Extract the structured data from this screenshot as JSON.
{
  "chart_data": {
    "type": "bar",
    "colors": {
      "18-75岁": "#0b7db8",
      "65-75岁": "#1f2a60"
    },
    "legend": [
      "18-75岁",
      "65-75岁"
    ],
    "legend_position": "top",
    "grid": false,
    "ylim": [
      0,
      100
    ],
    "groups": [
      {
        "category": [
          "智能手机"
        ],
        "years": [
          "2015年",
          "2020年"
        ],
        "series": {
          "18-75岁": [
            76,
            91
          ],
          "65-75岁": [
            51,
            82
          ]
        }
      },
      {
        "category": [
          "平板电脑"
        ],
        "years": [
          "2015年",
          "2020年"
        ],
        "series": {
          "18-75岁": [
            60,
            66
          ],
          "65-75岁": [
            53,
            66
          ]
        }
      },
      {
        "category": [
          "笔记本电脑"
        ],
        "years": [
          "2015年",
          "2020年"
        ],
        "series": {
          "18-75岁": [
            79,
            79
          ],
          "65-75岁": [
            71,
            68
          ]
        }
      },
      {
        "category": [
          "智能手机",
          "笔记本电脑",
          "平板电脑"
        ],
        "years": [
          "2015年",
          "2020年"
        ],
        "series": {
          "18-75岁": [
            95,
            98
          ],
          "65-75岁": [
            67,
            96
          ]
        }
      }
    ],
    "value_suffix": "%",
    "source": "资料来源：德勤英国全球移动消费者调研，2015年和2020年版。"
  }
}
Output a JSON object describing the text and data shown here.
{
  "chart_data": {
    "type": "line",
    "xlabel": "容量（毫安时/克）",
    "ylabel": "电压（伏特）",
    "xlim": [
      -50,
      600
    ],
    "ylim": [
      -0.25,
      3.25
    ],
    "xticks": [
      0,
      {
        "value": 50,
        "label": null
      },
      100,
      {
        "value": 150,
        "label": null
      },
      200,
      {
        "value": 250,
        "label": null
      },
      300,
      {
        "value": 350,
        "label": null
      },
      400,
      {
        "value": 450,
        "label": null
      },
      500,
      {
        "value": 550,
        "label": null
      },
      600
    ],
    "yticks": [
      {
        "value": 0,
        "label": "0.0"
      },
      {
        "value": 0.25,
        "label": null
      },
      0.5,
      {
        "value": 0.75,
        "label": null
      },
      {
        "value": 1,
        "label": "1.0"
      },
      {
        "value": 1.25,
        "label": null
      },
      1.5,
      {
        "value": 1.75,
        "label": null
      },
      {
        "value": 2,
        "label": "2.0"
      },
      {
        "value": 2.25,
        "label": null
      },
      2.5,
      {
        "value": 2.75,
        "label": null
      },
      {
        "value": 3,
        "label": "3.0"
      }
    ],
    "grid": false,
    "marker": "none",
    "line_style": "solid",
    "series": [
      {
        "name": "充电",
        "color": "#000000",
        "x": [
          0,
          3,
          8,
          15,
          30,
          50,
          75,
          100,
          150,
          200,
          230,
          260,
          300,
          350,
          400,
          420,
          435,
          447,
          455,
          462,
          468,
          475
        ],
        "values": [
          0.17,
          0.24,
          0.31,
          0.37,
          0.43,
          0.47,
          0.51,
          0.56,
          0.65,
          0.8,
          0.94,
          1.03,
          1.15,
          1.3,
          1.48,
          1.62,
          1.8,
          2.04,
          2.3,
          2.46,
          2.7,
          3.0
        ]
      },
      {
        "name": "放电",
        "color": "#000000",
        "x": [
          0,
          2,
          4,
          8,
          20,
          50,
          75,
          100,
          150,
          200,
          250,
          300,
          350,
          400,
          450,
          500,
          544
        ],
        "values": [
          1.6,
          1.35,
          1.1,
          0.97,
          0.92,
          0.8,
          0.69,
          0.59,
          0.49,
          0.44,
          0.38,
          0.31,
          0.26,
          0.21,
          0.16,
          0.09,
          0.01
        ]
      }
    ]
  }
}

* Task statement
Repeat the material from above exactly, word for word.

* Output
Extract the structured data from this screenshot as JSON.
{
  "chart_data": {
    "type": "bar",
    "colors": {
      "18-75岁": "#0b7db8",
      "65-75岁": "#1f2a60"
    },
    "legend": [
      "18-75岁",
      "65-75岁"
    ],
    "legend_position": "top",
    "grid": false,
    "ylim": [
      0,
      100
    ],
    "groups": [
      {
        "category": [
          "智能手机"
        ],
        "years": [
          "2015年",
          "2020年"
        ],
        "series": {
          "18-75岁": [
            76,
            91
          ],
          "65-75岁": [
            51,
            82
          ]
        }
      },
      {
        "category": [
          "平板电脑"
        ],
        "years": [
          "2015年",
          "2020年"
        ],
        "series": {
          "18-75岁": [
            60,
            66
          ],
          "65-75岁": [
            53,
            66
          ]
        }
      },
      {
        "category": [
          "笔记本电脑"
        ],
        "years": [
          "2015年",
          "2020年"
        ],
        "series": {
          "18-75岁": [
            79,
            79
          ],
          "65-75岁": [
            71,
            68
          ]
        }
      },
      {
        "category": [
          "智能手机",
          "笔记本电脑",
          "平板电脑"
        ],
        "years": [
          "2015年",
          "2020年"
        ],
        "series": {
          "18-75岁": [
            95,
            98
          ],
          "65-75岁": [
            67,
            96
          ]
        }
      }
    ],
    "value_suffix": "%",
    "source": "资料来源：德勤英国全球移动消费者调研，2015年和2020年版。"
  }
}
Output a JSON object describing the text and data shown here.
{
  "chart_data": {
    "type": "line",
    "xlabel": "容量（毫安时/克）",
    "ylabel": "电压（伏特）",
    "xlim": [
      -50,
      600
    ],
    "ylim": [
      -0.25,
      3.25
    ],
    "xticks": [
      0,
      {
        "value": 50,
        "label": null
      },
      100,
      {
        "value": 150,
        "label": null
      },
      200,
      {
        "value": 250,
        "label": null
      },
      300,
      {
        "value": 350,
        "label": null
      },
      400,
      {
        "value": 450,
        "label": null
      },
      500,
      {
        "value": 550,
        "label": null
      },
      600
    ],
    "yticks": [
      {
        "value": 0,
        "label": "0.0"
      },
      {
        "value": 0.25,
        "label": null
      },
      0.5,
      {
        "value": 0.75,
        "label": null
      },
      {
        "value": 1,
        "label": "1.0"
      },
      {
        "value": 1.25,
        "label": null
      },
      1.5,
      {
        "value": 1.75,
        "label": null
      },
      {
        "value": 2,
        "label": "2.0"
      },
      {
        "value": 2.25,
        "label": null
      },
      2.5,
      {
        "value": 2.75,
        "label": null
      },
      {
        "value": 3,
        "label": "3.0"
      }
    ],
    "grid": false,
    "marker": "none",
    "line_style": "solid",
    "series": [
      {
        "name": "充电",
        "color": "#000000",
        "x": [
          0,
          3,
          8,
          15,
          30,
          50,
          75,
          100,
          150,
          200,
          230,
          260,
          300,
          350,
          400,
          420,
          435,
          447,
          455,
          462,
          468,
          475
        ],
        "values": [
          0.17,
          0.24,
          0.31,
          0.37,
          0.43,
          0.47,
          0.51,
          0.56,
          0.65,
          0.8,
          0.94,
          1.03,
          1.15,
          1.3,
          1.48,
          1.62,
          1.8,
          2.04,
          2.3,
          2.46,
          2.7,
          3.0
        ]
      },
      {
        "name": "放电",
        "color": "#000000",
        "x": [
          0,
          2,
          4,
          8,
          20,
          50,
          75,
          100,
          150,
          200,
          250,
          300,
          350,
          400,
          450,
          500,
          544
        ],
        "values": [
          1.6,
          1.35,
          1.1,
          0.97,
          0.92,
          0.8,
          0.69,
          0.59,
          0.49,
          0.44,
          0.38,
          0.31,
          0.26,
          0.21,
          0.16,
          0.09,
          0.01
        ]
      }
    ]
  }
}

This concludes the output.